==== INPUT DATA ====

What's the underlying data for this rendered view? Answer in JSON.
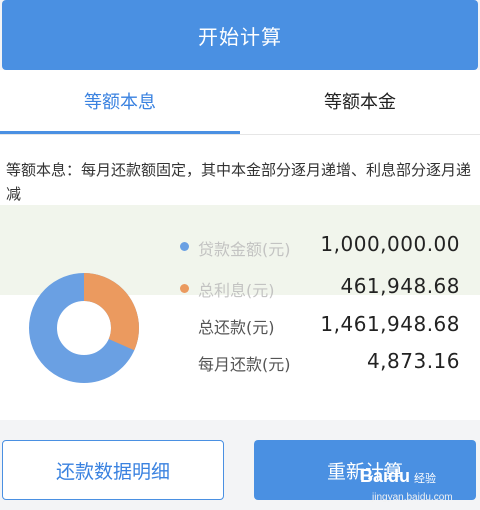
{
  "calculate_button": {
    "label": "开始计算"
  },
  "tabs": [
    {
      "label": "等额本息",
      "active": true
    },
    {
      "label": "等额本金",
      "active": false
    }
  ],
  "description": "等额本息：每月还款额固定，其中本金部分逐月递增、利息部分逐月递减",
  "summary": [
    {
      "label": "贷款金额(元)",
      "value": "1,000,000.00"
    },
    {
      "label": "总利息(元)",
      "value": "461,948.68"
    },
    {
      "label": "总还款(元)",
      "value": "1,461,948.68"
    },
    {
      "label": "每月还款(元)",
      "value": "4,873.16"
    }
  ],
  "donut": {
    "principal_share": 0.684,
    "interest_share": 0.316,
    "colors": {
      "principal": "#6aa0e3",
      "interest": "#eb9a5f"
    }
  },
  "buttons": {
    "details": "还款数据明细",
    "recalculate": "重新计算"
  },
  "watermark": {
    "brand": "Baidu",
    "sub": "经验",
    "url": "jingyan.baidu.com"
  },
  "colors": {
    "accent": "#4a90e2"
  }
}
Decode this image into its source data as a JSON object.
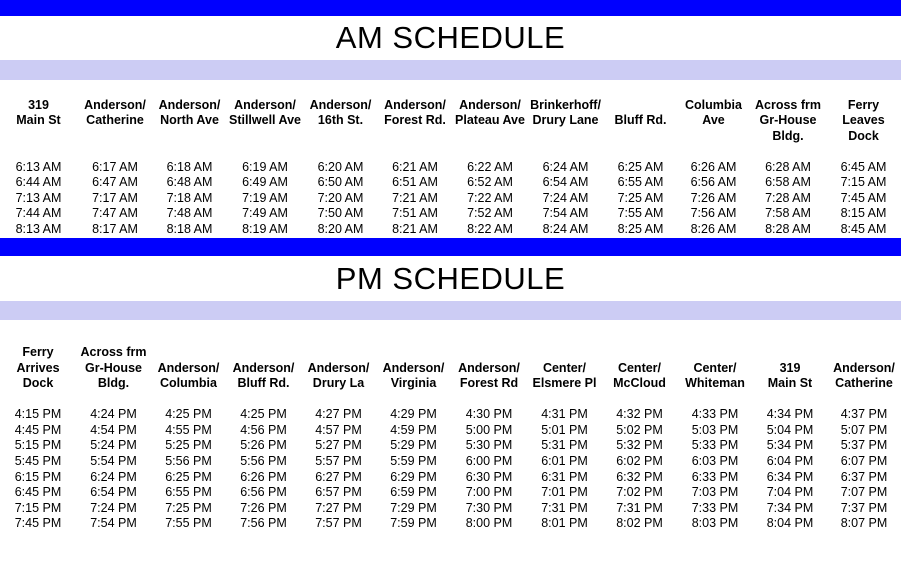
{
  "colors": {
    "rule_bar": "#0000FF",
    "band": "#CCCCF4",
    "text": "#000000",
    "background": "#FFFFFF"
  },
  "am_section": {
    "title": "AM SCHEDULE",
    "columns": [
      {
        "line1": "319",
        "line2": "Main St",
        "line3": ""
      },
      {
        "line1": "Anderson/",
        "line2": "Catherine",
        "line3": ""
      },
      {
        "line1": "Anderson/",
        "line2": "North Ave",
        "line3": ""
      },
      {
        "line1": "Anderson/",
        "line2": "Stillwell Ave",
        "line3": ""
      },
      {
        "line1": "Anderson/",
        "line2": "16th St.",
        "line3": ""
      },
      {
        "line1": "Anderson/",
        "line2": "Forest Rd.",
        "line3": ""
      },
      {
        "line1": "Anderson/",
        "line2": "Plateau Ave",
        "line3": ""
      },
      {
        "line1": "Brinkerhoff/",
        "line2": "Drury Lane",
        "line3": ""
      },
      {
        "line1": "",
        "line2": "Bluff Rd.",
        "line3": ""
      },
      {
        "line1": "Columbia",
        "line2": "Ave",
        "line3": ""
      },
      {
        "line1": "Across frm",
        "line2": "Gr-House",
        "line3": "Bldg."
      },
      {
        "line1": "Ferry",
        "line2": "Leaves",
        "line3": "Dock"
      }
    ],
    "rows": [
      [
        "6:13 AM",
        "6:17 AM",
        "6:18 AM",
        "6:19 AM",
        "6:20 AM",
        "6:21 AM",
        "6:22 AM",
        "6:24 AM",
        "6:25 AM",
        "6:26 AM",
        "6:28 AM",
        "6:45 AM"
      ],
      [
        "6:44 AM",
        "6:47 AM",
        "6:48 AM",
        "6:49 AM",
        "6:50 AM",
        "6:51 AM",
        "6:52 AM",
        "6:54 AM",
        "6:55 AM",
        "6:56 AM",
        "6:58 AM",
        "7:15 AM"
      ],
      [
        "7:13 AM",
        "7:17 AM",
        "7:18 AM",
        "7:19 AM",
        "7:20 AM",
        "7:21 AM",
        "7:22 AM",
        "7:24 AM",
        "7:25 AM",
        "7:26 AM",
        "7:28 AM",
        "7:45 AM"
      ],
      [
        "7:44 AM",
        "7:47 AM",
        "7:48 AM",
        "7:49 AM",
        "7:50 AM",
        "7:51 AM",
        "7:52 AM",
        "7:54 AM",
        "7:55 AM",
        "7:56 AM",
        "7:58 AM",
        "8:15 AM"
      ],
      [
        "8:13 AM",
        "8:17 AM",
        "8:18 AM",
        "8:19 AM",
        "8:20 AM",
        "8:21 AM",
        "8:22 AM",
        "8:24 AM",
        "8:25 AM",
        "8:26 AM",
        "8:28 AM",
        "8:45 AM"
      ]
    ]
  },
  "pm_section": {
    "title": "PM SCHEDULE",
    "columns": [
      {
        "line1": "Ferry",
        "line2": "Arrives",
        "line3": "Dock"
      },
      {
        "line1": "Across frm",
        "line2": "Gr-House",
        "line3": "Bldg."
      },
      {
        "line1": "",
        "line2": "Anderson/",
        "line3": "Columbia"
      },
      {
        "line1": "",
        "line2": "Anderson/",
        "line3": "Bluff Rd."
      },
      {
        "line1": "",
        "line2": "Anderson/",
        "line3": "Drury La"
      },
      {
        "line1": "",
        "line2": "Anderson/",
        "line3": "Virginia"
      },
      {
        "line1": "",
        "line2": "Anderson/",
        "line3": "Forest Rd"
      },
      {
        "line1": "",
        "line2": "Center/",
        "line3": "Elsmere Pl"
      },
      {
        "line1": "",
        "line2": "Center/",
        "line3": "McCloud"
      },
      {
        "line1": "",
        "line2": "Center/",
        "line3": "Whiteman"
      },
      {
        "line1": "",
        "line2": "319",
        "line3": "Main St"
      },
      {
        "line1": "",
        "line2": "Anderson/",
        "line3": "Catherine"
      }
    ],
    "rows": [
      [
        "4:15 PM",
        "4:24 PM",
        "4:25 PM",
        "4:25 PM",
        "4:27 PM",
        "4:29 PM",
        "4:30 PM",
        "4:31 PM",
        "4:32 PM",
        "4:33 PM",
        "4:34 PM",
        "4:37 PM"
      ],
      [
        "4:45 PM",
        "4:54 PM",
        "4:55 PM",
        "4:56 PM",
        "4:57 PM",
        "4:59 PM",
        "5:00 PM",
        "5:01 PM",
        "5:02 PM",
        "5:03 PM",
        "5:04 PM",
        "5:07 PM"
      ],
      [
        "5:15 PM",
        "5:24 PM",
        "5:25 PM",
        "5:26 PM",
        "5:27 PM",
        "5:29 PM",
        "5:30 PM",
        "5:31 PM",
        "5:32 PM",
        "5:33 PM",
        "5:34 PM",
        "5:37 PM"
      ],
      [
        "5:45 PM",
        "5:54 PM",
        "5:56 PM",
        "5:56 PM",
        "5:57 PM",
        "5:59 PM",
        "6:00 PM",
        "6:01 PM",
        "6:02 PM",
        "6:03 PM",
        "6:04 PM",
        "6:07 PM"
      ],
      [
        "6:15 PM",
        "6:24 PM",
        "6:25 PM",
        "6:26 PM",
        "6:27 PM",
        "6:29 PM",
        "6:30 PM",
        "6:31 PM",
        "6:32 PM",
        "6:33 PM",
        "6:34 PM",
        "6:37 PM"
      ],
      [
        "6:45 PM",
        "6:54 PM",
        "6:55 PM",
        "6:56 PM",
        "6:57 PM",
        "6:59 PM",
        "7:00 PM",
        "7:01 PM",
        "7:02 PM",
        "7:03 PM",
        "7:04 PM",
        "7:07 PM"
      ],
      [
        "7:15 PM",
        "7:24 PM",
        "7:25 PM",
        "7:26 PM",
        "7:27 PM",
        "7:29 PM",
        "7:30 PM",
        "7:31 PM",
        "7:31 PM",
        "7:33 PM",
        "7:34 PM",
        "7:37 PM"
      ],
      [
        "7:45 PM",
        "7:54 PM",
        "7:55 PM",
        "7:56 PM",
        "7:57 PM",
        "7:59 PM",
        "8:00 PM",
        "8:01 PM",
        "8:02 PM",
        "8:03 PM",
        "8:04 PM",
        "8:07 PM"
      ]
    ]
  }
}
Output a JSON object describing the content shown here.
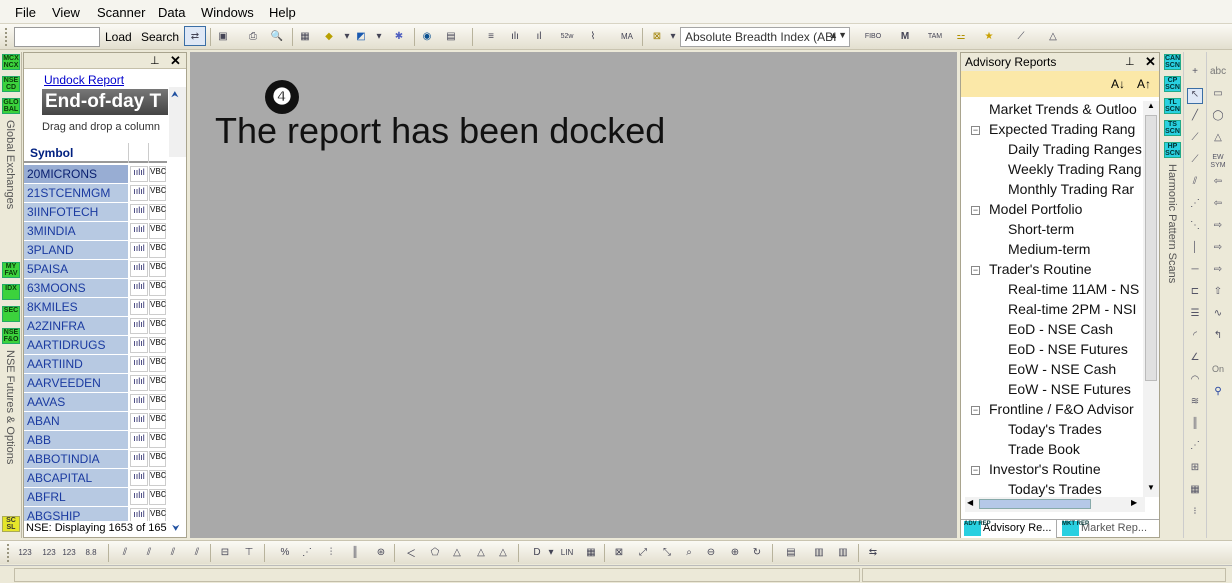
{
  "menu": [
    "File",
    "View",
    "Scanner",
    "Data",
    "Windows",
    "Help"
  ],
  "toolbar": {
    "symbol_value": "",
    "load_label": "Load",
    "search_label": "Search",
    "breadth_select": "Absolute Breadth Index (ABI"
  },
  "left_strip": {
    "badges_top": [
      "MCX NCX",
      "NSE CD",
      "GLO BAL"
    ],
    "label_top": "Global Exchanges",
    "badges_mid": [
      "MY FAV",
      "IDX",
      "SEC",
      "NSE F&O"
    ],
    "label_mid": "NSE Futures & Options",
    "badge_bottom": "SC SL"
  },
  "left_panel": {
    "undock_label": "Undock Report",
    "banner": "End-of-day T",
    "drag_hint": "Drag and drop a column",
    "column_header": "Symbol",
    "chart_glyph": "ıılıl",
    "vbc_label": "VBC",
    "symbols": [
      "20MICRONS",
      "21STCENMGM",
      "3IINFOTECH",
      "3MINDIA",
      "3PLAND",
      "5PAISA",
      "63MOONS",
      "8KMILES",
      "A2ZINFRA",
      "AARTIDRUGS",
      "AARTIIND",
      "AARVEEDEN",
      "AAVAS",
      "ABAN",
      "ABB",
      "ABBOTINDIA",
      "ABCAPITAL",
      "ABFRL",
      "ABGSHIP"
    ],
    "status": "NSE: Displaying 1653 of 165"
  },
  "center": {
    "marker": "❹",
    "message": "The report has been docked"
  },
  "advisory": {
    "title": "Advisory Reports",
    "font_down": "A↓",
    "font_up": "A↑",
    "tree": [
      {
        "label": "Market Trends & Outloo",
        "level": 0,
        "expander": ""
      },
      {
        "label": "Expected Trading Rang",
        "level": 0,
        "expander": "−"
      },
      {
        "label": "Daily Trading Ranges",
        "level": 1,
        "expander": ""
      },
      {
        "label": "Weekly Trading Rang",
        "level": 1,
        "expander": ""
      },
      {
        "label": "Monthly Trading Rar",
        "level": 1,
        "expander": ""
      },
      {
        "label": "Model Portfolio",
        "level": 0,
        "expander": "−"
      },
      {
        "label": "Short-term",
        "level": 1,
        "expander": ""
      },
      {
        "label": "Medium-term",
        "level": 1,
        "expander": ""
      },
      {
        "label": "Trader's Routine",
        "level": 0,
        "expander": "−"
      },
      {
        "label": "Real-time 11AM - NS",
        "level": 1,
        "expander": ""
      },
      {
        "label": "Real-time 2PM - NSI",
        "level": 1,
        "expander": ""
      },
      {
        "label": "EoD - NSE Cash",
        "level": 1,
        "expander": ""
      },
      {
        "label": "EoD - NSE Futures",
        "level": 1,
        "expander": ""
      },
      {
        "label": "EoW - NSE Cash",
        "level": 1,
        "expander": ""
      },
      {
        "label": "EoW - NSE Futures",
        "level": 1,
        "expander": ""
      },
      {
        "label": "Frontline / F&O Advisor",
        "level": 0,
        "expander": "−"
      },
      {
        "label": "Today's Trades",
        "level": 1,
        "expander": ""
      },
      {
        "label": "Trade Book",
        "level": 1,
        "expander": ""
      },
      {
        "label": "Investor's Routine",
        "level": 0,
        "expander": "−"
      },
      {
        "label": "Today's Trades",
        "level": 1,
        "expander": ""
      }
    ],
    "tabs": [
      {
        "badge": "ADV REP",
        "label": "Advisory Re..."
      },
      {
        "badge": "MKT REP",
        "label": "Market Rep..."
      }
    ]
  },
  "right_strip": {
    "scan_badges": [
      "CAN SCN",
      "CP SCN",
      "TL SCN",
      "TS SCN",
      "HP SCN"
    ],
    "scan_label": "Harmonic Pattern Scans"
  },
  "drawing_tools": {
    "text_tool": "abc",
    "ew_label": "EW SYM",
    "on_label": "On"
  }
}
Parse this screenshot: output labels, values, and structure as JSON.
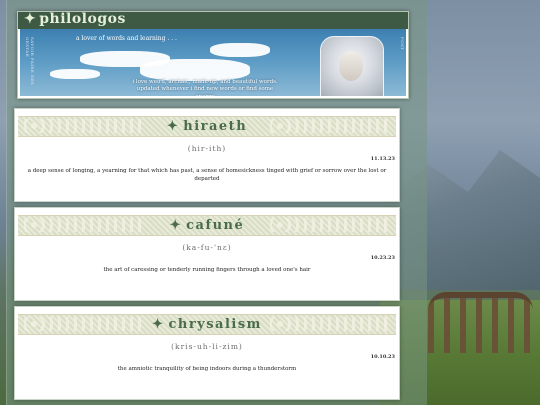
{
  "header": {
    "site_title": "philologos",
    "tagline": "a lover of words and learning . . .",
    "intro_text": "i love weird, archaic, made-up, and beautiful words. updated whenever i find new words or find some energy",
    "stamp_left": "SAVOIR FAIRE RES GESTAE",
    "stamp_right": "POST"
  },
  "posts": [
    {
      "word": "hiraeth",
      "pronunciation": "(hir-ith)",
      "date": "11.13.23",
      "definition": "a deep sense of longing, a yearning for that which has past, a sense of homesickness tinged with grief or sorrow over the lost or departed"
    },
    {
      "word": "cafuné",
      "pronunciation": "(ka-fu-'nε)",
      "date": "10.23.23",
      "definition": "the art of caressing or tenderly running fingers through a loved one's hair"
    },
    {
      "word": "chrysalism",
      "pronunciation": "(kris-uh-li-zim)",
      "date": "10.10.23",
      "definition": "the amniotic tranquility of being indoors during a thunderstorm"
    }
  ],
  "icons": {
    "sparkle": "✦"
  },
  "colors": {
    "accent_green": "#4a6b4e",
    "title_bar": "#3e5a44",
    "banner_sky": "#3d7fb0"
  }
}
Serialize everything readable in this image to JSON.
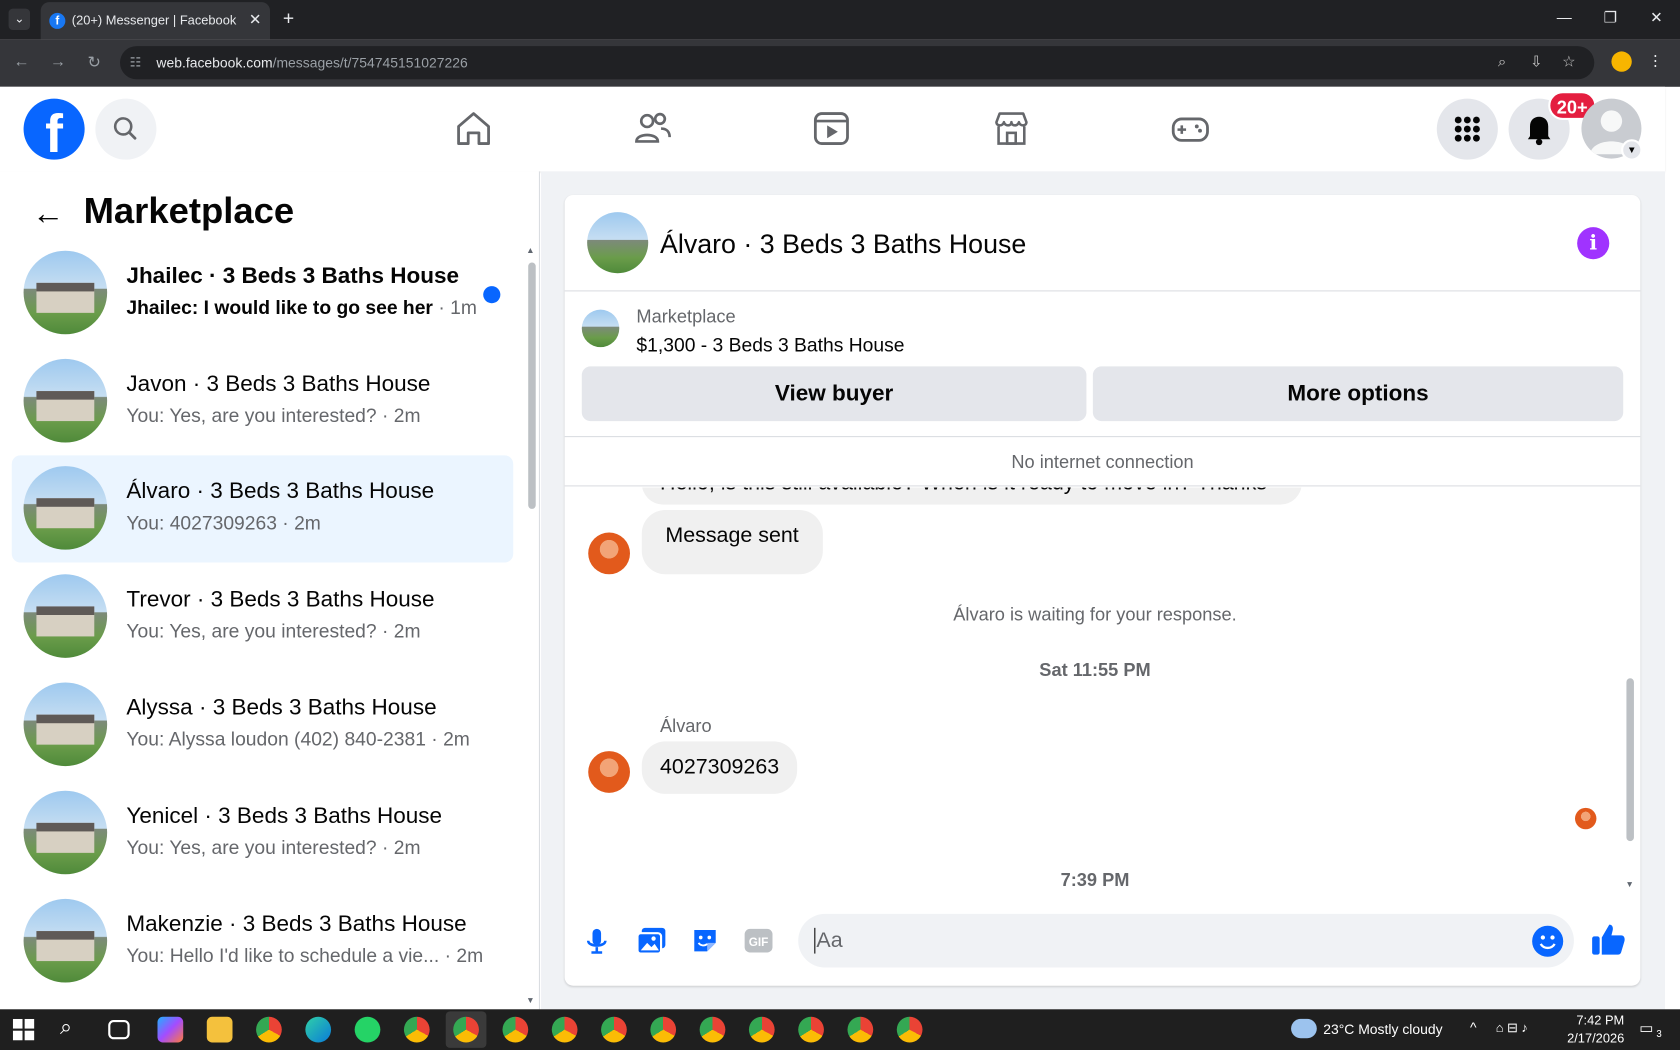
{
  "browser": {
    "tab_title": "(20+) Messenger | Facebook",
    "url_domain": "web.facebook.com",
    "url_path": "/messages/t/754745151027226"
  },
  "header": {
    "notification_badge": "20+",
    "colors": {
      "brand": "#0866ff",
      "badge": "#e41e3f"
    }
  },
  "left_panel": {
    "title": "Marketplace",
    "conversations": [
      {
        "name": "Jhailec · 3 Beds 3 Baths House",
        "preview": "Jhailec: I would like to go see her",
        "time": "· 1m",
        "unread": true,
        "selected": false
      },
      {
        "name": "Javon · 3 Beds 3 Baths House",
        "preview": "You: Yes, are you interested? · 2m",
        "time": "",
        "unread": false,
        "selected": false
      },
      {
        "name": "Álvaro · 3 Beds 3 Baths House",
        "preview": "You: 4027309263 · 2m",
        "time": "",
        "unread": false,
        "selected": true
      },
      {
        "name": "Trevor · 3 Beds 3 Baths House",
        "preview": "You: Yes, are you interested? · 2m",
        "time": "",
        "unread": false,
        "selected": false
      },
      {
        "name": "Alyssa · 3 Beds 3 Baths House",
        "preview": "You: Alyssa loudon (402) 840-2381 · 2m",
        "time": "",
        "unread": false,
        "selected": false
      },
      {
        "name": "Yenicel · 3 Beds 3 Baths House",
        "preview": "You: Yes, are you interested? · 2m",
        "time": "",
        "unread": false,
        "selected": false
      },
      {
        "name": "Makenzie · 3 Beds 3 Baths House",
        "preview": "You: Hello I'd like to schedule a vie...  · 2m",
        "time": "",
        "unread": false,
        "selected": false
      }
    ]
  },
  "chat": {
    "title": "Álvaro · 3 Beds 3 Baths House",
    "listing_label": "Marketplace",
    "listing_price": "$1,300 - 3 Beds 3 Baths House",
    "view_buyer": "View buyer",
    "more_options": "More options",
    "status": "No internet connection",
    "partial_message": "Hello, is this still available? When is it ready to move in? Thanks",
    "message_sent": "Message sent",
    "waiting_notice": "Álvaro is waiting for your response.",
    "timestamp_1": "Sat 11:55 PM",
    "sender": "Álvaro",
    "phone_message": "4027309263",
    "timestamp_2": "7:39 PM",
    "composer_placeholder": "Aa"
  },
  "taskbar": {
    "weather": "23°C  Mostly cloudy",
    "time": "7:42 PM",
    "date": "2/17/2026",
    "notifications": "3"
  }
}
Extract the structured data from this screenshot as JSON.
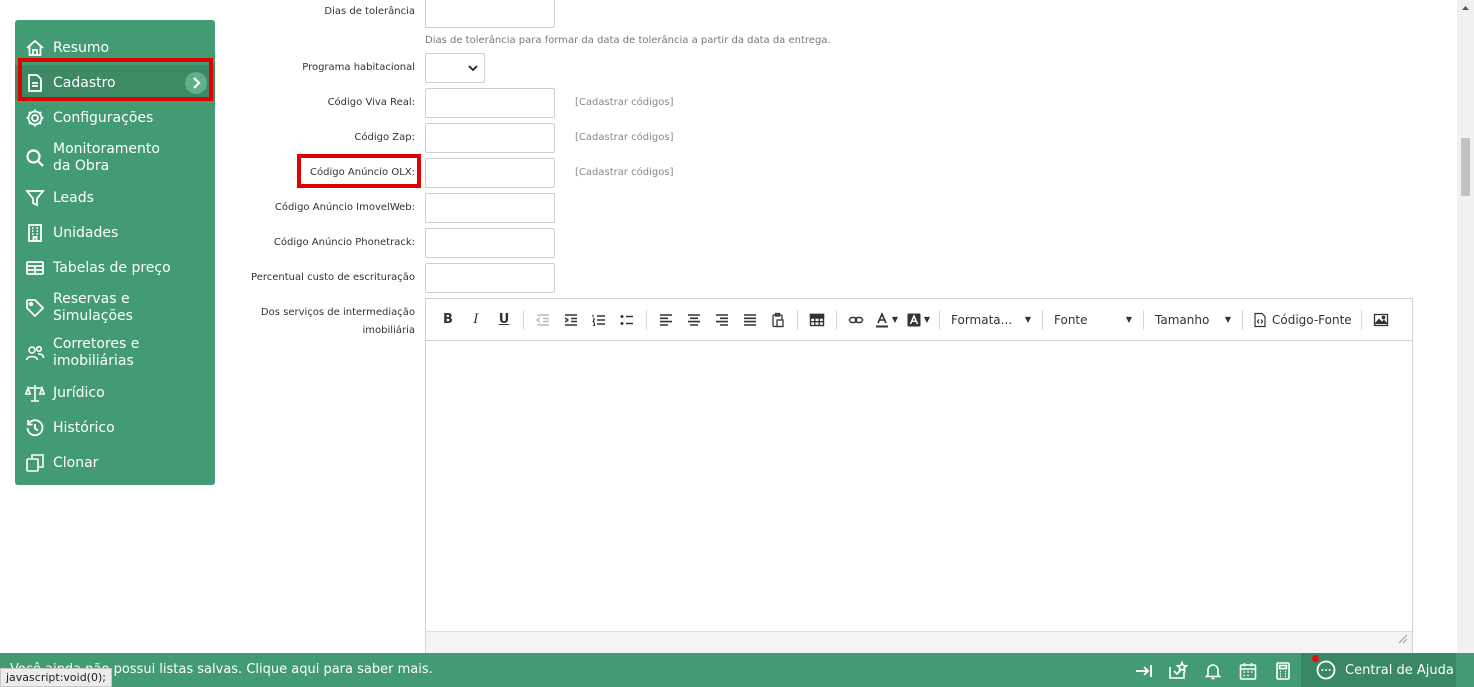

====

__GOAL__:
Exactly how many lines of the listing above contain the string "words"? Give no more than the number.

__TASK OUTPUT__:
2